* The request *
Without the pictures, can you quote each line below exactly?

-- Begin --

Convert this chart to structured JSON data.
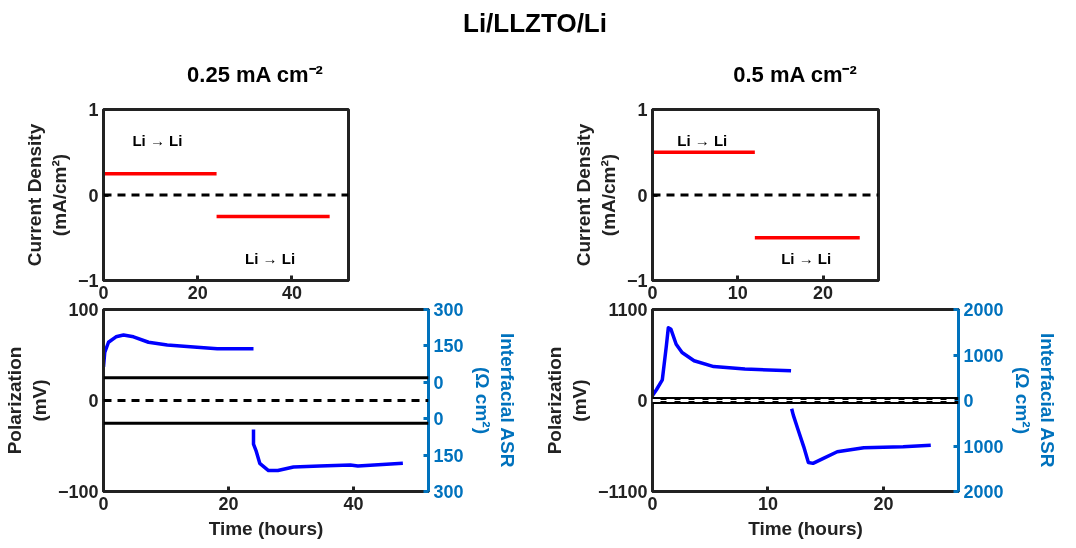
{
  "chart_data": [
    {
      "type": "other",
      "title": "Li/LLZTO/Li"
    },
    {
      "type": "line",
      "subtitle": "0.25 mA cm⁻²",
      "ylabel": "Current Density\n(mA/cm²)",
      "xlim": [
        0,
        52
      ],
      "xticks": [
        0,
        20,
        40
      ],
      "ylim": [
        -1,
        1
      ],
      "yticks": [
        -1,
        0,
        1
      ],
      "marker": "none",
      "line_style": "solid",
      "series": [
        {
          "color": "#ff0000",
          "x": [
            0,
            24
          ],
          "values": [
            0.25,
            0.25
          ]
        },
        {
          "color": "#ff0000",
          "x": [
            24,
            48
          ],
          "values": [
            -0.25,
            -0.25
          ]
        }
      ],
      "ref_lines": [
        {
          "axis": "y",
          "value": 0,
          "color": "#000000",
          "line_style": "dashed"
        }
      ],
      "annotations": [
        "Li → Li",
        "Li → Li"
      ]
    },
    {
      "type": "line",
      "subtitle": "0.5 mA cm⁻²",
      "ylabel": "Current Density\n(mA/cm²)",
      "xlim": [
        0,
        26.5
      ],
      "xticks": [
        0,
        10,
        20
      ],
      "ylim": [
        -1,
        1
      ],
      "yticks": [
        -1,
        0,
        1
      ],
      "marker": "none",
      "line_style": "solid",
      "series": [
        {
          "color": "#ff0000",
          "x": [
            0,
            12
          ],
          "values": [
            0.5,
            0.5
          ]
        },
        {
          "color": "#ff0000",
          "x": [
            12,
            24.3
          ],
          "values": [
            -0.5,
            -0.5
          ]
        }
      ],
      "ref_lines": [
        {
          "axis": "y",
          "value": 0,
          "color": "#000000",
          "line_style": "dashed"
        }
      ],
      "annotations": [
        "Li → Li",
        "Li → Li"
      ]
    },
    {
      "type": "line",
      "xlabel": "Time (hours)",
      "ylabel": "Polarization\n(mV)",
      "y2label": "Interfacial ASR\n(Ω cm²)",
      "xlim": [
        0,
        52
      ],
      "xticks": [
        0,
        20,
        40
      ],
      "ylim": [
        -100,
        100
      ],
      "yticks": [
        -100,
        0,
        100
      ],
      "y2_categories": [
        "300",
        "150",
        "0",
        "0",
        "150",
        "300"
      ],
      "marker": "none",
      "line_style": "solid",
      "series": [
        {
          "color": "#0000ff",
          "x": [
            0,
            0.2,
            0.8,
            2,
            3.2,
            4.8,
            7.2,
            10.2,
            13.9,
            18.2,
            24
          ],
          "values": [
            37,
            53,
            64,
            70,
            72,
            70,
            64,
            61,
            59,
            57,
            57
          ]
        },
        {
          "color": "#0000ff",
          "x": [
            24,
            24,
            24.4,
            25,
            26.4,
            27.9,
            30.4,
            34.6,
            39.5,
            40.7,
            47.9
          ],
          "values": [
            -32,
            -48,
            -55,
            -69,
            -77,
            -77,
            -73,
            -72,
            -71,
            -72,
            -69
          ]
        }
      ],
      "ref_lines": [
        {
          "axis": "y",
          "value": 25,
          "color": "#000000",
          "line_style": "solid"
        },
        {
          "axis": "y",
          "value": -25,
          "color": "#000000",
          "line_style": "solid"
        },
        {
          "axis": "y",
          "value": 0,
          "color": "#000000",
          "line_style": "dashed"
        }
      ]
    },
    {
      "type": "line",
      "xlabel": "Time (hours)",
      "ylabel": "Polarization\n(mV)",
      "y2label": "Interfacial ASR\n(Ω cm²)",
      "xlim": [
        0,
        26.5
      ],
      "xticks": [
        0,
        10,
        20
      ],
      "ylim": [
        -1100,
        1100
      ],
      "yticks": [
        -1100,
        0,
        1100
      ],
      "y2_categories": [
        "2000",
        "1000",
        "0",
        "1000",
        "2000"
      ],
      "marker": "none",
      "line_style": "solid",
      "series": [
        {
          "color": "#0000ff",
          "x": [
            0,
            0.34,
            0.85,
            1.2,
            1.37,
            1.6,
            2.05,
            2.56,
            3.6,
            5.3,
            8,
            12
          ],
          "values": [
            60,
            130,
            250,
            660,
            880,
            860,
            680,
            580,
            480,
            410,
            380,
            360
          ]
        },
        {
          "color": "#0000ff",
          "x": [
            12.05,
            12.2,
            12.6,
            13.1,
            13.5,
            13.9,
            14.8,
            16,
            18.3,
            21.7,
            24.1
          ],
          "values": [
            -100,
            -180,
            -350,
            -560,
            -750,
            -760,
            -700,
            -620,
            -570,
            -560,
            -540
          ]
        }
      ],
      "ref_lines": [
        {
          "axis": "y",
          "value": 25,
          "color": "#000000",
          "line_style": "solid"
        },
        {
          "axis": "y",
          "value": -25,
          "color": "#000000",
          "line_style": "solid"
        },
        {
          "axis": "y",
          "value": 0,
          "color": "#ffffff",
          "line_style": "dashed"
        }
      ]
    }
  ]
}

-- End --

* Finished task *
Convert this chart to structured JSON data.
{
  "chart_data": [
    {
      "type": "other",
      "title": "Li/LLZTO/Li"
    },
    {
      "type": "line",
      "subtitle": "0.25 mA cm⁻²",
      "ylabel": "Current Density\n(mA/cm²)",
      "xlim": [
        0,
        52
      ],
      "xticks": [
        0,
        20,
        40
      ],
      "ylim": [
        -1,
        1
      ],
      "yticks": [
        -1,
        0,
        1
      ],
      "marker": "none",
      "line_style": "solid",
      "series": [
        {
          "color": "#ff0000",
          "x": [
            0,
            24
          ],
          "values": [
            0.25,
            0.25
          ]
        },
        {
          "color": "#ff0000",
          "x": [
            24,
            48
          ],
          "values": [
            -0.25,
            -0.25
          ]
        }
      ],
      "ref_lines": [
        {
          "axis": "y",
          "value": 0,
          "color": "#000000",
          "line_style": "dashed"
        }
      ],
      "annotations": [
        "Li → Li",
        "Li → Li"
      ]
    },
    {
      "type": "line",
      "subtitle": "0.5 mA cm⁻²",
      "ylabel": "Current Density\n(mA/cm²)",
      "xlim": [
        0,
        26.5
      ],
      "xticks": [
        0,
        10,
        20
      ],
      "ylim": [
        -1,
        1
      ],
      "yticks": [
        -1,
        0,
        1
      ],
      "marker": "none",
      "line_style": "solid",
      "series": [
        {
          "color": "#ff0000",
          "x": [
            0,
            12
          ],
          "values": [
            0.5,
            0.5
          ]
        },
        {
          "color": "#ff0000",
          "x": [
            12,
            24.3
          ],
          "values": [
            -0.5,
            -0.5
          ]
        }
      ],
      "ref_lines": [
        {
          "axis": "y",
          "value": 0,
          "color": "#000000",
          "line_style": "dashed"
        }
      ],
      "annotations": [
        "Li → Li",
        "Li → Li"
      ]
    },
    {
      "type": "line",
      "xlabel": "Time (hours)",
      "ylabel": "Polarization\n(mV)",
      "y2label": "Interfacial ASR\n(Ω cm²)",
      "xlim": [
        0,
        52
      ],
      "xticks": [
        0,
        20,
        40
      ],
      "ylim": [
        -100,
        100
      ],
      "yticks": [
        -100,
        0,
        100
      ],
      "y2_categories": [
        "300",
        "150",
        "0",
        "0",
        "150",
        "300"
      ],
      "marker": "none",
      "line_style": "solid",
      "series": [
        {
          "color": "#0000ff",
          "x": [
            0,
            0.2,
            0.8,
            2,
            3.2,
            4.8,
            7.2,
            10.2,
            13.9,
            18.2,
            24
          ],
          "values": [
            37,
            53,
            64,
            70,
            72,
            70,
            64,
            61,
            59,
            57,
            57
          ]
        },
        {
          "color": "#0000ff",
          "x": [
            24,
            24,
            24.4,
            25,
            26.4,
            27.9,
            30.4,
            34.6,
            39.5,
            40.7,
            47.9
          ],
          "values": [
            -32,
            -48,
            -55,
            -69,
            -77,
            -77,
            -73,
            -72,
            -71,
            -72,
            -69
          ]
        }
      ],
      "ref_lines": [
        {
          "axis": "y",
          "value": 25,
          "color": "#000000",
          "line_style": "solid"
        },
        {
          "axis": "y",
          "value": -25,
          "color": "#000000",
          "line_style": "solid"
        },
        {
          "axis": "y",
          "value": 0,
          "color": "#000000",
          "line_style": "dashed"
        }
      ]
    },
    {
      "type": "line",
      "xlabel": "Time (hours)",
      "ylabel": "Polarization\n(mV)",
      "y2label": "Interfacial ASR\n(Ω cm²)",
      "xlim": [
        0,
        26.5
      ],
      "xticks": [
        0,
        10,
        20
      ],
      "ylim": [
        -1100,
        1100
      ],
      "yticks": [
        -1100,
        0,
        1100
      ],
      "y2_categories": [
        "2000",
        "1000",
        "0",
        "1000",
        "2000"
      ],
      "marker": "none",
      "line_style": "solid",
      "series": [
        {
          "color": "#0000ff",
          "x": [
            0,
            0.34,
            0.85,
            1.2,
            1.37,
            1.6,
            2.05,
            2.56,
            3.6,
            5.3,
            8,
            12
          ],
          "values": [
            60,
            130,
            250,
            660,
            880,
            860,
            680,
            580,
            480,
            410,
            380,
            360
          ]
        },
        {
          "color": "#0000ff",
          "x": [
            12.05,
            12.2,
            12.6,
            13.1,
            13.5,
            13.9,
            14.8,
            16,
            18.3,
            21.7,
            24.1
          ],
          "values": [
            -100,
            -180,
            -350,
            -560,
            -750,
            -760,
            -700,
            -620,
            -570,
            -560,
            -540
          ]
        }
      ],
      "ref_lines": [
        {
          "axis": "y",
          "value": 25,
          "color": "#000000",
          "line_style": "solid"
        },
        {
          "axis": "y",
          "value": -25,
          "color": "#000000",
          "line_style": "solid"
        },
        {
          "axis": "y",
          "value": 0,
          "color": "#ffffff",
          "line_style": "dashed"
        }
      ]
    }
  ]
}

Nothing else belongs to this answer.